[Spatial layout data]
________________________

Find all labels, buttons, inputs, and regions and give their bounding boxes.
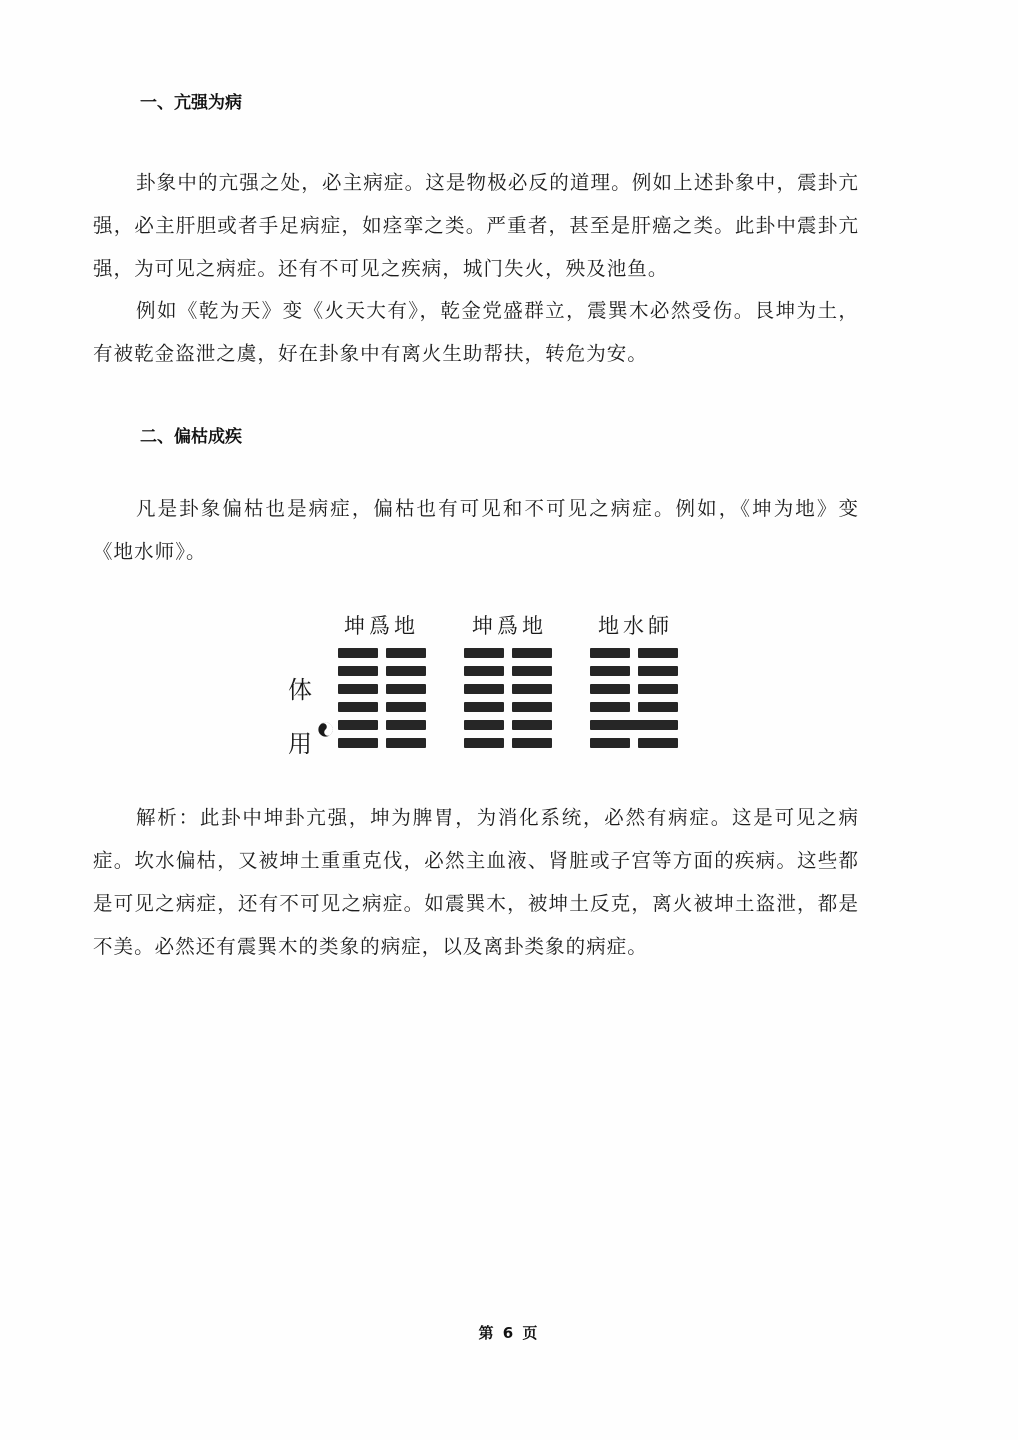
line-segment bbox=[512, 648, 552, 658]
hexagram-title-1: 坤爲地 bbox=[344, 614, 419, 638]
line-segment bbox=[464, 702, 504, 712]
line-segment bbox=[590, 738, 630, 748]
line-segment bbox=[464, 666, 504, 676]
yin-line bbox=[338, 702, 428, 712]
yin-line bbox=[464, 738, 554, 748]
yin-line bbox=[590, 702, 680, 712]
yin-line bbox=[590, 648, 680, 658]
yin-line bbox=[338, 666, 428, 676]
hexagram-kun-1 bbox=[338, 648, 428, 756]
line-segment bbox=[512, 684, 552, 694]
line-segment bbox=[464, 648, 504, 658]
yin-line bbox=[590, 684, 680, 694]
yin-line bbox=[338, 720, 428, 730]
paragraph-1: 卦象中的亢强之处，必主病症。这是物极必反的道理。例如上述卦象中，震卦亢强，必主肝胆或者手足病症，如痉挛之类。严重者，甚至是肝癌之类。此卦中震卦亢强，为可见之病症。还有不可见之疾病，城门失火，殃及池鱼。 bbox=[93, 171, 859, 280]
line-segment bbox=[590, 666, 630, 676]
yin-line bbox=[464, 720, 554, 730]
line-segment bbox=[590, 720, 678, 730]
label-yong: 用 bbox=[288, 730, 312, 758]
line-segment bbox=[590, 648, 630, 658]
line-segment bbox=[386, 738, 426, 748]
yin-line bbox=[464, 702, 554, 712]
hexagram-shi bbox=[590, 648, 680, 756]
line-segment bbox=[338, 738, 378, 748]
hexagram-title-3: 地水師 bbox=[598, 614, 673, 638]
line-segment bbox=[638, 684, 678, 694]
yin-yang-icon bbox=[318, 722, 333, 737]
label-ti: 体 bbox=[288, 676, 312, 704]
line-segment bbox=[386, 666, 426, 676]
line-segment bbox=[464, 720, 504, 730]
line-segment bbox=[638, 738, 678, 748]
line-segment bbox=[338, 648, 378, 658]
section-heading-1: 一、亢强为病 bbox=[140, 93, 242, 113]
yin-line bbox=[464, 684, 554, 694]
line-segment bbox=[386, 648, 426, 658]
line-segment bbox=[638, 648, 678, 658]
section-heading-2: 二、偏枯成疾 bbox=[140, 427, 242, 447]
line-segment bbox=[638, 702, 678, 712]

________________________

▶ **Written request**
Count the lines of the data above that contain the string "hexagram", treating uppercase and lowercase as different. Reply with only the number.

▶ **Task result**
4